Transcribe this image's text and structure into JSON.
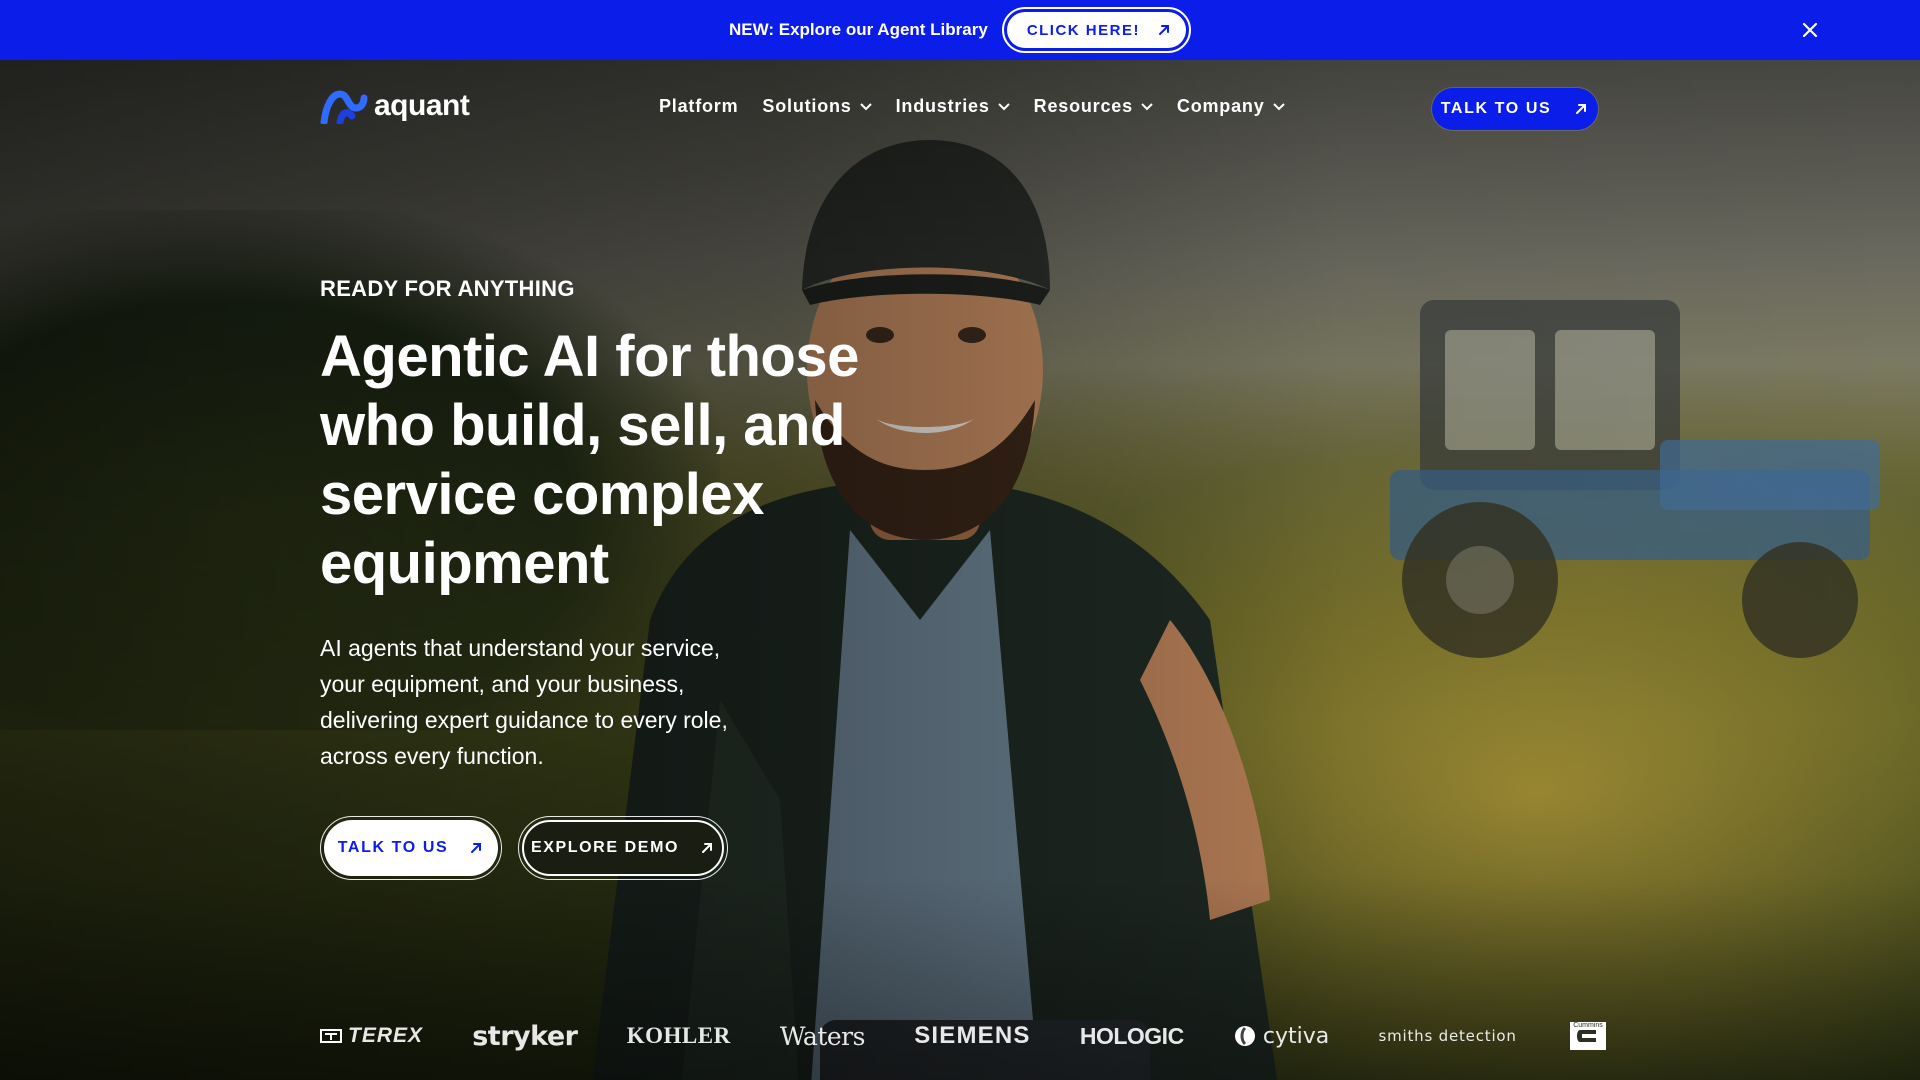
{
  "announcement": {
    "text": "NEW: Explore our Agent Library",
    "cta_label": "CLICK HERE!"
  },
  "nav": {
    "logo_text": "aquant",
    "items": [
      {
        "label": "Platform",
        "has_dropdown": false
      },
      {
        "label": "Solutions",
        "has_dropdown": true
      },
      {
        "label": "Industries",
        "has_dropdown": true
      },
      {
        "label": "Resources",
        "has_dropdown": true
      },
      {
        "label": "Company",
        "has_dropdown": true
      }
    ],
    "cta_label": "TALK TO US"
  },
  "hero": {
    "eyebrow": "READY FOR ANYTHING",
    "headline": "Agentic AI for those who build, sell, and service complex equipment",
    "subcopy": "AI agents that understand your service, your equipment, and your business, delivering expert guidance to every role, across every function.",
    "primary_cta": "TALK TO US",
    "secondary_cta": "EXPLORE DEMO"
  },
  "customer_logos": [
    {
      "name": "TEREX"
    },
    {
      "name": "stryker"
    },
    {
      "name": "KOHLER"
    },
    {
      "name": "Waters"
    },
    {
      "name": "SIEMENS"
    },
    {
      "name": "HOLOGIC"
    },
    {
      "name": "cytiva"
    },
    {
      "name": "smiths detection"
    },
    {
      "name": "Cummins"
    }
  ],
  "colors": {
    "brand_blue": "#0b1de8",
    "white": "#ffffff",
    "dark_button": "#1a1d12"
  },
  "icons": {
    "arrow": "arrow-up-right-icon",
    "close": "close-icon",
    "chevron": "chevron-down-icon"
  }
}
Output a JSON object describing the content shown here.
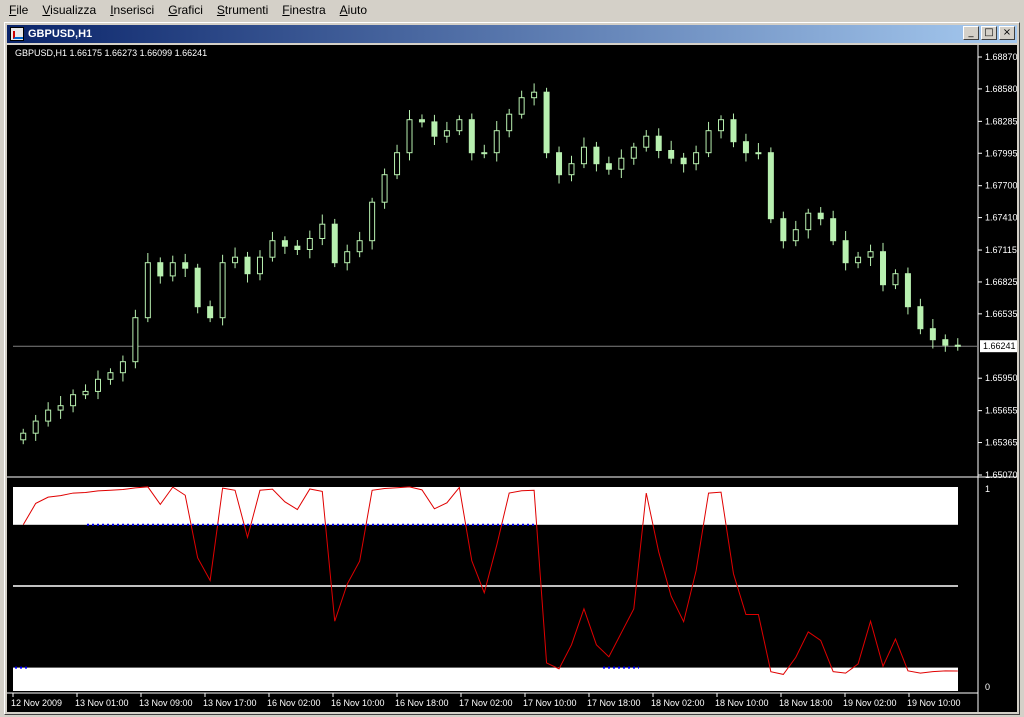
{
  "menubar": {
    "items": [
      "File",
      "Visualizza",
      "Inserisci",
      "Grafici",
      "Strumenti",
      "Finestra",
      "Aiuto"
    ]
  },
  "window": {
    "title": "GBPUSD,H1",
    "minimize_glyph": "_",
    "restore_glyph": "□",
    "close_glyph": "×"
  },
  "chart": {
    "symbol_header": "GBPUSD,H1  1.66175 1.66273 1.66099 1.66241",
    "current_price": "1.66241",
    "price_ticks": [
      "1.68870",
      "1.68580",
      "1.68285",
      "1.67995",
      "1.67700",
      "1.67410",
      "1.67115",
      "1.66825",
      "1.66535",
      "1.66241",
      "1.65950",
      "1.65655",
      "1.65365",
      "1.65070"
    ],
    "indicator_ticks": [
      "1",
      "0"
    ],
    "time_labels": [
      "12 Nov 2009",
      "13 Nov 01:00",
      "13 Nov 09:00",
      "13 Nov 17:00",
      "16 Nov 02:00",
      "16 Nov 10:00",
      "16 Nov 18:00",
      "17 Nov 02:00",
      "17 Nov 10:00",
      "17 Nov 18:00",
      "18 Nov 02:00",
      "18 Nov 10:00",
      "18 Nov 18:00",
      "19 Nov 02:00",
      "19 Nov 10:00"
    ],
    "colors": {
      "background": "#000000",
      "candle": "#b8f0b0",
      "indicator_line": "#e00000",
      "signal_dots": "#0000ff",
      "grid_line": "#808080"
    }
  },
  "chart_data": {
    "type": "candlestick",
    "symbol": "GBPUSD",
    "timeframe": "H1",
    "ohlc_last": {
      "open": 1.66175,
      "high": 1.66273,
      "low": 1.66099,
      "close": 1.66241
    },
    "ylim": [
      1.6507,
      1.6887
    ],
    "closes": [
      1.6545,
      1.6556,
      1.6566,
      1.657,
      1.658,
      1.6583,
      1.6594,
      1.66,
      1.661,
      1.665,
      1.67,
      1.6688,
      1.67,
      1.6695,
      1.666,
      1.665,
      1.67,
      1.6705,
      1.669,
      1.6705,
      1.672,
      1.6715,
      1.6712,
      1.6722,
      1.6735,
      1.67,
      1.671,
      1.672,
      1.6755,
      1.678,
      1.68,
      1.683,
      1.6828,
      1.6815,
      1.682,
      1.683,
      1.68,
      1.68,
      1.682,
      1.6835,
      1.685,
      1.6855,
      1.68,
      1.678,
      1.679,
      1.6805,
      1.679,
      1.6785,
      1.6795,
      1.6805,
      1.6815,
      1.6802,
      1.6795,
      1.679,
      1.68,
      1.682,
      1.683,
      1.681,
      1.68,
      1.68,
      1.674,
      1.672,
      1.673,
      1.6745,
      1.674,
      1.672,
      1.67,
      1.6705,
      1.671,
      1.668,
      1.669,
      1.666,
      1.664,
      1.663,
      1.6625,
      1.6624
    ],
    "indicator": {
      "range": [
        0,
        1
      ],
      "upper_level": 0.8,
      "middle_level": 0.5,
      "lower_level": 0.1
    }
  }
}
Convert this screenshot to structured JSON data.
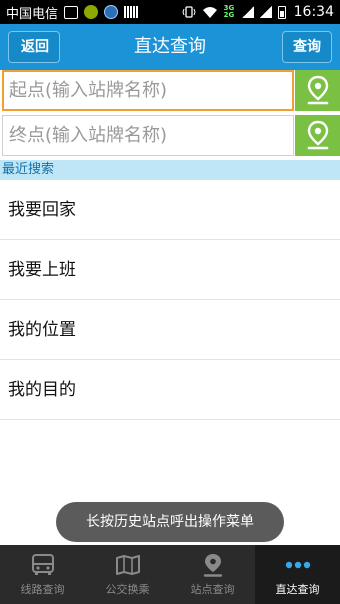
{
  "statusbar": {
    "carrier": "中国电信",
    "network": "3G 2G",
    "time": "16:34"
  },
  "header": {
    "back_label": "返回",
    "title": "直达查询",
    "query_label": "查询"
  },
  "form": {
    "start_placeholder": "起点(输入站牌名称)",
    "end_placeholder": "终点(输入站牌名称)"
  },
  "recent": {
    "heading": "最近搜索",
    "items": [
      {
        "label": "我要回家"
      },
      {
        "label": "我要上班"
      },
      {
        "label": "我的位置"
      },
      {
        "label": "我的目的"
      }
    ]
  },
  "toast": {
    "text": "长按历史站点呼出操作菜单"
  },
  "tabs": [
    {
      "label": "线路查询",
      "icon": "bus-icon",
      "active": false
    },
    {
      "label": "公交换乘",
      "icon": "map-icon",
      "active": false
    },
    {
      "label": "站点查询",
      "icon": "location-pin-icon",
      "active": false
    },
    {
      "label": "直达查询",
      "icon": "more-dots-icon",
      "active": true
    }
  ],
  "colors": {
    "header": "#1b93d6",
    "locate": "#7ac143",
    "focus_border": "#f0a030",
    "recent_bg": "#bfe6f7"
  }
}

========================

→ **Your instructions**
Repeat the data exactly, excluding the pictures.

→ **Response to this task**
Transcribe this image's text and structure into JSON.
{
  "announcement": {
    "text": "NEW: Explore our Agent Library",
    "cta_label": "CLICK HERE!"
  },
  "nav": {
    "logo_text": "aquant",
    "items": [
      {
        "label": "Platform",
        "has_dropdown": false
      },
      {
        "label": "Solutions",
        "has_dropdown": true
      },
      {
        "label": "Industries",
        "has_dropdown": true
      },
      {
        "label": "Resources",
        "has_dropdown": true
      },
      {
        "label": "Company",
        "has_dropdown": true
      }
    ],
    "cta_label": "TALK TO US"
  },
  "hero": {
    "eyebrow": "READY FOR ANYTHING",
    "headline": "Agentic AI for those who build, sell, and service complex equipment",
    "subcopy": "AI agents that understand your service, your equipment, and your business, delivering expert guidance to every role, across every function.",
    "primary_cta": "TALK TO US",
    "secondary_cta": "EXPLORE DEMO"
  },
  "customer_logos": [
    {
      "name": "TEREX"
    },
    {
      "name": "stryker"
    },
    {
      "name": "KOHLER"
    },
    {
      "name": "Waters"
    },
    {
      "name": "SIEMENS"
    },
    {
      "name": "HOLOGIC"
    },
    {
      "name": "cytiva"
    },
    {
      "name": "smiths detection"
    },
    {
      "name": "Cummins"
    }
  ],
  "colors": {
    "brand_blue": "#0b1de8",
    "white": "#ffffff",
    "dark_button": "#1a1d12"
  },
  "icons": {
    "arrow": "arrow-up-right-icon",
    "close": "close-icon",
    "chevron": "chevron-down-icon"
  }
}
Output a JSON object describing the content shown here.
{
  "menubar": {
    "items": [
      "File",
      "Visualizza",
      "Inserisci",
      "Grafici",
      "Strumenti",
      "Finestra",
      "Aiuto"
    ]
  },
  "window": {
    "title": "GBPUSD,H1",
    "minimize_glyph": "_",
    "restore_glyph": "□",
    "close_glyph": "×"
  },
  "chart": {
    "symbol_header": "GBPUSD,H1  1.66175 1.66273 1.66099 1.66241",
    "current_price": "1.66241",
    "price_ticks": [
      "1.68870",
      "1.68580",
      "1.68285",
      "1.67995",
      "1.67700",
      "1.67410",
      "1.67115",
      "1.66825",
      "1.66535",
      "1.66241",
      "1.65950",
      "1.65655",
      "1.65365",
      "1.65070"
    ],
    "indicator_ticks": [
      "1",
      "0"
    ],
    "time_labels": [
      "12 Nov 2009",
      "13 Nov 01:00",
      "13 Nov 09:00",
      "13 Nov 17:00",
      "16 Nov 02:00",
      "16 Nov 10:00",
      "16 Nov 18:00",
      "17 Nov 02:00",
      "17 Nov 10:00",
      "17 Nov 18:00",
      "18 Nov 02:00",
      "18 Nov 10:00",
      "18 Nov 18:00",
      "19 Nov 02:00",
      "19 Nov 10:00"
    ],
    "colors": {
      "background": "#000000",
      "candle": "#b8f0b0",
      "indicator_line": "#e00000",
      "signal_dots": "#0000ff",
      "grid_line": "#808080"
    }
  },
  "chart_data": {
    "type": "candlestick",
    "symbol": "GBPUSD",
    "timeframe": "H1",
    "ohlc_last": {
      "open": 1.66175,
      "high": 1.66273,
      "low": 1.66099,
      "close": 1.66241
    },
    "ylim": [
      1.6507,
      1.6887
    ],
    "closes": [
      1.6545,
      1.6556,
      1.6566,
      1.657,
      1.658,
      1.6583,
      1.6594,
      1.66,
      1.661,
      1.665,
      1.67,
      1.6688,
      1.67,
      1.6695,
      1.666,
      1.665,
      1.67,
      1.6705,
      1.669,
      1.6705,
      1.672,
      1.6715,
      1.6712,
      1.6722,
      1.6735,
      1.67,
      1.671,
      1.672,
      1.6755,
      1.678,
      1.68,
      1.683,
      1.6828,
      1.6815,
      1.682,
      1.683,
      1.68,
      1.68,
      1.682,
      1.6835,
      1.685,
      1.6855,
      1.68,
      1.678,
      1.679,
      1.6805,
      1.679,
      1.6785,
      1.6795,
      1.6805,
      1.6815,
      1.6802,
      1.6795,
      1.679,
      1.68,
      1.682,
      1.683,
      1.681,
      1.68,
      1.68,
      1.674,
      1.672,
      1.673,
      1.6745,
      1.674,
      1.672,
      1.67,
      1.6705,
      1.671,
      1.668,
      1.669,
      1.666,
      1.664,
      1.663,
      1.6625,
      1.6624
    ],
    "indicator": {
      "range": [
        0,
        1
      ],
      "upper_level": 0.8,
      "middle_level": 0.5,
      "lower_level": 0.1
    }
  }
}
Convert this screenshot to structured JSON data.
{
  "statusbar": {
    "carrier": "中国电信",
    "network": "3G 2G",
    "time": "16:34"
  },
  "header": {
    "back_label": "返回",
    "title": "直达查询",
    "query_label": "查询"
  },
  "form": {
    "start_placeholder": "起点(输入站牌名称)",
    "end_placeholder": "终点(输入站牌名称)"
  },
  "recent": {
    "heading": "最近搜索",
    "items": [
      {
        "label": "我要回家"
      },
      {
        "label": "我要上班"
      },
      {
        "label": "我的位置"
      },
      {
        "label": "我的目的"
      }
    ]
  },
  "toast": {
    "text": "长按历史站点呼出操作菜单"
  },
  "tabs": [
    {
      "label": "线路查询",
      "icon": "bus-icon",
      "active": false
    },
    {
      "label": "公交换乘",
      "icon": "map-icon",
      "active": false
    },
    {
      "label": "站点查询",
      "icon": "location-pin-icon",
      "active": false
    },
    {
      "label": "直达查询",
      "icon": "more-dots-icon",
      "active": true
    }
  ],
  "colors": {
    "header": "#1b93d6",
    "locate": "#7ac143",
    "focus_border": "#f0a030",
    "recent_bg": "#bfe6f7"
  }
}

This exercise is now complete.